[Task objective]: Write out each line below exactly as it appears.

═════ Provided entries

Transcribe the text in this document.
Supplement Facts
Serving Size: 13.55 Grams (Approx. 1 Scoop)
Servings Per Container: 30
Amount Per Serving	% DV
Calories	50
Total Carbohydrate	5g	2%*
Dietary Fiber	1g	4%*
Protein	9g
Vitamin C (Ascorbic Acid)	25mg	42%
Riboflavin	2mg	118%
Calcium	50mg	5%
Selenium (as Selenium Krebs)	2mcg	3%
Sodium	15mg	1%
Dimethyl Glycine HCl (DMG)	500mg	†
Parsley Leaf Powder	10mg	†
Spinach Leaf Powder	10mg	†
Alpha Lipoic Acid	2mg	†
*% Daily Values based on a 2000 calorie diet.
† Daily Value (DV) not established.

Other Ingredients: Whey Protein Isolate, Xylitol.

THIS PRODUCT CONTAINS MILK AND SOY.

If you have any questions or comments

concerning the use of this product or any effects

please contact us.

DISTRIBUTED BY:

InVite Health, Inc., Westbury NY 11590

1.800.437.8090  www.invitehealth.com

══════════

[Result for this exercise]:
Transcribe the text in this document.
Supplement Facts
Serving Size: 13.55 Grams (Approx. 1 Scoop)
Servings Per Container: 30
Amount Per Serving	% DV
Calories	50
Total Carbohydrate	5g	2%*
Dietary Fiber	1g	4%*
Protein	9g
Vitamin C (Ascorbic Acid)	25mg	42%
Riboflavin	2mg	118%
Calcium	50mg	5%
Selenium (as Selenium Krebs)	2mcg	3%
Sodium	15mg	1%
Dimethyl Glycine HCl (DMG)	500mg	†
Parsley Leaf Powder	10mg	†
Spinach Leaf Powder	10mg	†
Alpha Lipoic Acid	2mg	†
*% Daily Values based on a 2000 calorie diet.
† Daily Value (DV) not established.

Other Ingredients: Whey Protein Isolate, Xylitol.

THIS PRODUCT CONTAINS MILK AND SOY.

If you have any questions or comments

concerning the use of this product or any effects

please contact us.

DISTRIBUTED BY:

InVite Health, Inc., Westbury NY 11590

1.800.437.8090  www.invitehealth.com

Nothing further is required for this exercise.